## WRITTEN PROBLEM
Extract and list every line that contains the word "would".

## RAW RECORDS
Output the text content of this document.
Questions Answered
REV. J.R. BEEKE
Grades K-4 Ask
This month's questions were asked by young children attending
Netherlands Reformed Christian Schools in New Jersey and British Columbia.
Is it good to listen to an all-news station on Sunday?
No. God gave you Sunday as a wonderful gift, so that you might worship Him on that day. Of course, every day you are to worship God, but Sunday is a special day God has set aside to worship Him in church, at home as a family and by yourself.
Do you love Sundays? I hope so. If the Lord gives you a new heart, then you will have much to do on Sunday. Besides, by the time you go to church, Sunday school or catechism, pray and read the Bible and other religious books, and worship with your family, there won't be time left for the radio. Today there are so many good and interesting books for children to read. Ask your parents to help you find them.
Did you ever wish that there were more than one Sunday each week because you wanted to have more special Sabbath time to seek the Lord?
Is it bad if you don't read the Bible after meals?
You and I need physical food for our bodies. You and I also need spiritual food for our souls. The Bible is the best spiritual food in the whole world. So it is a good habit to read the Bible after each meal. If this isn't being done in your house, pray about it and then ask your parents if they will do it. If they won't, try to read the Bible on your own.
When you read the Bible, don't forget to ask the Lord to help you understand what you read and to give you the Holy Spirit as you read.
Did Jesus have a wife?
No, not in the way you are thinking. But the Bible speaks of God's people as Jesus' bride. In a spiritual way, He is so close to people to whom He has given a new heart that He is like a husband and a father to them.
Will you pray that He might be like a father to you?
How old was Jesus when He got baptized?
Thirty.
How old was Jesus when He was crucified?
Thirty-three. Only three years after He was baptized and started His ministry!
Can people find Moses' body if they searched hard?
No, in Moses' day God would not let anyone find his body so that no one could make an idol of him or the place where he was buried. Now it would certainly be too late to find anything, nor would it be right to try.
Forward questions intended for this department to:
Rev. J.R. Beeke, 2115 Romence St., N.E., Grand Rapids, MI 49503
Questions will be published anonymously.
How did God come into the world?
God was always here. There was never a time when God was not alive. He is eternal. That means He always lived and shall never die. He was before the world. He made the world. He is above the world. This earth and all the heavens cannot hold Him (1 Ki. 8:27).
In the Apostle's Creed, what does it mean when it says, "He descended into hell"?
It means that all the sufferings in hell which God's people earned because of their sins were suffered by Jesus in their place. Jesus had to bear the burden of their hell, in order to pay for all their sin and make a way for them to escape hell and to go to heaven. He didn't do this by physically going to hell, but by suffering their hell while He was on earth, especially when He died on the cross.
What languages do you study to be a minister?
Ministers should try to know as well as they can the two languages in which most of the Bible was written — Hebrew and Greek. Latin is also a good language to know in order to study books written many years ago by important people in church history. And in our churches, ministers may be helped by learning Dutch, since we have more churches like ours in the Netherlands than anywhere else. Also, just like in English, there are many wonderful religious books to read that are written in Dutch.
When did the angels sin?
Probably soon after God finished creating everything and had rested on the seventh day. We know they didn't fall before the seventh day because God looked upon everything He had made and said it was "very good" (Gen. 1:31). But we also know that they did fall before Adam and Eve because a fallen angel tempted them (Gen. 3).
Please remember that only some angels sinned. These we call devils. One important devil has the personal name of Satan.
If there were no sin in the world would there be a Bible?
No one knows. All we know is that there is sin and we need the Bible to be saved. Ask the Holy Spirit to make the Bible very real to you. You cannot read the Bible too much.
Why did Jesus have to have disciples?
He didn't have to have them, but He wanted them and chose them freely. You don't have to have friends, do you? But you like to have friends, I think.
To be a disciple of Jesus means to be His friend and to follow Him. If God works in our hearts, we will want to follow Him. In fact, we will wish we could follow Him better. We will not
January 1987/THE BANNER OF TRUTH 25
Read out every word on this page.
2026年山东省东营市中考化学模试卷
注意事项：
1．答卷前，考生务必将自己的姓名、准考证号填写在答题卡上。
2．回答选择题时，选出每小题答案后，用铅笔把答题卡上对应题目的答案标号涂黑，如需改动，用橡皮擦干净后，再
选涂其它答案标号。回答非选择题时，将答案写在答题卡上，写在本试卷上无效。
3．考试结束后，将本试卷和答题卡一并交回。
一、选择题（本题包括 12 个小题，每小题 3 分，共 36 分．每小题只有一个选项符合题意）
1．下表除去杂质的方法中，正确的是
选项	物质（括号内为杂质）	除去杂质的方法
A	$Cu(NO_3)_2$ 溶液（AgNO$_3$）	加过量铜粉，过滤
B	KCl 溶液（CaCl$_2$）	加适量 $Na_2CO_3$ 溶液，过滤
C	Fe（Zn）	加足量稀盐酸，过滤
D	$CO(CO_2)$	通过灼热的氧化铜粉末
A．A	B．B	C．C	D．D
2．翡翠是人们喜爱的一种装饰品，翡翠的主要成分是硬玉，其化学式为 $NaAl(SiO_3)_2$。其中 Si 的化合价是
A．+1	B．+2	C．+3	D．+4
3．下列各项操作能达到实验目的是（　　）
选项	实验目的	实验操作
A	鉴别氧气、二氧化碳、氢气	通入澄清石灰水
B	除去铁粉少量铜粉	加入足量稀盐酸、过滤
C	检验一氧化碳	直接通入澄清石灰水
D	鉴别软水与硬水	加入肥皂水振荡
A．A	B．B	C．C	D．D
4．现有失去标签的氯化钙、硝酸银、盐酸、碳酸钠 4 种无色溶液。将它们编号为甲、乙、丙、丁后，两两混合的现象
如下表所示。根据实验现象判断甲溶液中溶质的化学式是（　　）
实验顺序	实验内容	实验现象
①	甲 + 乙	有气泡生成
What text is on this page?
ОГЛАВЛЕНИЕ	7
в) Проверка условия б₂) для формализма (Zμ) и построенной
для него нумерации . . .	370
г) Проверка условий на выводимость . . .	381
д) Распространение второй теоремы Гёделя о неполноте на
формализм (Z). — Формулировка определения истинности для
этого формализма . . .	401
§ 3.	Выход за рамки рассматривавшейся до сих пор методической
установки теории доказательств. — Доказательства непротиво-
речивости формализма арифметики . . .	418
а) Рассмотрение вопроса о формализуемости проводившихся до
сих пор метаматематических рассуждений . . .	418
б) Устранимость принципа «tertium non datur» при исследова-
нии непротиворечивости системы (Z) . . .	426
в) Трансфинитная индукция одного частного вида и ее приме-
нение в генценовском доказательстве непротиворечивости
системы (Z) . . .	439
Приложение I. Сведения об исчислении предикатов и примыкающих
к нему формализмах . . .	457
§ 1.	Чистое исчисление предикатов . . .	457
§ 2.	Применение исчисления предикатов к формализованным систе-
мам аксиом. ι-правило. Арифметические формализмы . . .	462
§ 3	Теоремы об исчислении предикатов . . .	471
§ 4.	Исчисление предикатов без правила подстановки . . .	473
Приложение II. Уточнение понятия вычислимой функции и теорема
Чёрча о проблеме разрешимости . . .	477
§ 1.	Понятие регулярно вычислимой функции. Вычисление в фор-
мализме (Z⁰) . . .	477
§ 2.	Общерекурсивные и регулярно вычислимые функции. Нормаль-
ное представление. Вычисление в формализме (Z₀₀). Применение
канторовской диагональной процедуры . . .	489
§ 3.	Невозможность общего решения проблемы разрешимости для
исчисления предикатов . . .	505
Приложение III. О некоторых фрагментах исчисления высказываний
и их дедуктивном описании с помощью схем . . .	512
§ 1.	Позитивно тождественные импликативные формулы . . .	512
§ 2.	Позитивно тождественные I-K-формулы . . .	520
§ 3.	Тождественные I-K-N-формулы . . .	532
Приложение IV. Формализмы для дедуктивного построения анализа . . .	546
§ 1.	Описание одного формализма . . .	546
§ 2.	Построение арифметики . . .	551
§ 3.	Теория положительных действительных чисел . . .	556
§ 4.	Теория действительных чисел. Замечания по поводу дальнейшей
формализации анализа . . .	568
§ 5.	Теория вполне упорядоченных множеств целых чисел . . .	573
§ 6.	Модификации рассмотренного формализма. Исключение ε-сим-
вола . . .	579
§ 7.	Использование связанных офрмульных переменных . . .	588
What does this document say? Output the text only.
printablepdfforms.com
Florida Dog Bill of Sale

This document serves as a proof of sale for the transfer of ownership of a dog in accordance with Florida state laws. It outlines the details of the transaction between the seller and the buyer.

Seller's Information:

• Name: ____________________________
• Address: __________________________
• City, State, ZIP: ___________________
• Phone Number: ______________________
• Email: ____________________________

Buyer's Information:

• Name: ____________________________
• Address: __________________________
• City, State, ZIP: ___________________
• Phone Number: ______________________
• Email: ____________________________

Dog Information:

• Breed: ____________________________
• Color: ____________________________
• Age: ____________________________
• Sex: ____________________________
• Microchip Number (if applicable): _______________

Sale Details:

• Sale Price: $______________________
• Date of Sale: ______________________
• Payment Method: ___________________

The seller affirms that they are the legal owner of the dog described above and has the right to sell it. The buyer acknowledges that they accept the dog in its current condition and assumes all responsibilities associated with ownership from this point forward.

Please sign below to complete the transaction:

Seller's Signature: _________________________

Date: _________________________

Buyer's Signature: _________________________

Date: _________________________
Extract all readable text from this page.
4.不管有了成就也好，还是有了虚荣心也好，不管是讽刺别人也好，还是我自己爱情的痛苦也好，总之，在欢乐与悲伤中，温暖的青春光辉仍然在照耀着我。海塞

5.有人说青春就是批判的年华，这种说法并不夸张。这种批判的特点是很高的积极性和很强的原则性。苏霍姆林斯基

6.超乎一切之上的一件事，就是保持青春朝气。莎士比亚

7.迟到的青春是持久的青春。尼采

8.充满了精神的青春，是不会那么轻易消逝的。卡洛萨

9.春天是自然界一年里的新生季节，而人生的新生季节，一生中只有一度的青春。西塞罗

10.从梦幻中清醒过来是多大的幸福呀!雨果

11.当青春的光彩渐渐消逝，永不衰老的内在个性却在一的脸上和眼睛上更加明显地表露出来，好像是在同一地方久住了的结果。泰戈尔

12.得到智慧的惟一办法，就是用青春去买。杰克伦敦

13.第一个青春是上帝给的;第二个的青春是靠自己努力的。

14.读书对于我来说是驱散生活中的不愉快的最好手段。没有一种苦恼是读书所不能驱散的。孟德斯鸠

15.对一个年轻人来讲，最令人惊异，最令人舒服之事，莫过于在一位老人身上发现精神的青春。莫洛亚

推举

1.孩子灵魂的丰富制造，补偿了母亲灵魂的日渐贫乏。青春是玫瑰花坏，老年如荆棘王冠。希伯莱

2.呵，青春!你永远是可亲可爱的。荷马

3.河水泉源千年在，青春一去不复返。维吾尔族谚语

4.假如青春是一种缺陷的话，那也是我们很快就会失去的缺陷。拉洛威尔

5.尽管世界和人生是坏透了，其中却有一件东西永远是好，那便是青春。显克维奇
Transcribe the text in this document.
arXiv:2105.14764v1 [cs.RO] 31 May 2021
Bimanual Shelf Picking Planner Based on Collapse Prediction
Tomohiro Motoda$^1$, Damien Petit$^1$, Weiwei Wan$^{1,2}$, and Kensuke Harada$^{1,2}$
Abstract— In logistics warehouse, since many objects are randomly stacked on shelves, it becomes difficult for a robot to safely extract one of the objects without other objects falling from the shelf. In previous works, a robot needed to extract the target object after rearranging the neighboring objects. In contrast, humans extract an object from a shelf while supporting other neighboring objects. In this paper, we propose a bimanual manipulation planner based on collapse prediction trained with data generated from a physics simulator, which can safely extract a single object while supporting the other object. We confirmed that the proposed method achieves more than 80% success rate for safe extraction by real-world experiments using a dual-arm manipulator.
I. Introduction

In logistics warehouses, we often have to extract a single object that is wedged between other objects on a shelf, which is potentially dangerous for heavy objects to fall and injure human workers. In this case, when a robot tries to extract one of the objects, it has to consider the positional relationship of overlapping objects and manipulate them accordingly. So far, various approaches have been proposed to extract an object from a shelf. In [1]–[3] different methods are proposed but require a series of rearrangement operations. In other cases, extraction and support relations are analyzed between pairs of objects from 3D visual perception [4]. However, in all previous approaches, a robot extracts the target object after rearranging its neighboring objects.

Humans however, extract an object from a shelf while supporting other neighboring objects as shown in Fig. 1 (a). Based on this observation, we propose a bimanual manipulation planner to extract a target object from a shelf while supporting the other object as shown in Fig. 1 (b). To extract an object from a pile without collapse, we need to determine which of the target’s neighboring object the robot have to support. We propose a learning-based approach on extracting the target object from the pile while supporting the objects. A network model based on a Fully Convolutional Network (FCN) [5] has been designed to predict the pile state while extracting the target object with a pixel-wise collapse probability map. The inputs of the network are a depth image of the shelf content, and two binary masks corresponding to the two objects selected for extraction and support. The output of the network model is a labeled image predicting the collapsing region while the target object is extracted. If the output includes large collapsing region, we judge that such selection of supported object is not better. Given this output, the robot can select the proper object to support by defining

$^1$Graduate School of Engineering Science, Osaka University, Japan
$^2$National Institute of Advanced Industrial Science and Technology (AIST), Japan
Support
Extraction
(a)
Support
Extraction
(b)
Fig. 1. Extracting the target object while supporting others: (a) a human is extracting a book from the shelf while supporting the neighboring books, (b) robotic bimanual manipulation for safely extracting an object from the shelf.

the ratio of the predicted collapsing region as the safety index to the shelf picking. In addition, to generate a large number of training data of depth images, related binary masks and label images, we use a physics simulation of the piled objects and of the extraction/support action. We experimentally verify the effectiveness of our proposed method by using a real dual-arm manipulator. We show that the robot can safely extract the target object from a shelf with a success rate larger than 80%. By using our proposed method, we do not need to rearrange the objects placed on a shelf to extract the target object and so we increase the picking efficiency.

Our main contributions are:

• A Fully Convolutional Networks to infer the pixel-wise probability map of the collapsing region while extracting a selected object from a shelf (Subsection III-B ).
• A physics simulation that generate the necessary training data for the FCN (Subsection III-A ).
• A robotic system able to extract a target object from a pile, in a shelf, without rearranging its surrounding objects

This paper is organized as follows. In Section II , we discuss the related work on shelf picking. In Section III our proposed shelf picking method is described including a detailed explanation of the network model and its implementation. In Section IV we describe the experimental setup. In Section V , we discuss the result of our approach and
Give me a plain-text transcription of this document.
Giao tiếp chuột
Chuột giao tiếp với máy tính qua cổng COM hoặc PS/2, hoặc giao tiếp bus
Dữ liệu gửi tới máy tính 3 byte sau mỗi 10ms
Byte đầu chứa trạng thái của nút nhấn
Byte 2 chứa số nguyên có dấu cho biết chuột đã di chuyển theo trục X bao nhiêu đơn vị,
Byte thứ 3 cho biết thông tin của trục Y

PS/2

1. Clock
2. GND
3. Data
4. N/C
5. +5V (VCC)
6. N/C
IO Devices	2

## TASK ANSWER
No, in Moses' day God would not let anyone find his body so that no one could make an idol of him or the place where he was buried. Now it would certainly be too late to find anything, nor would it be right to try.
If there were no sin in the world would there be a Bible?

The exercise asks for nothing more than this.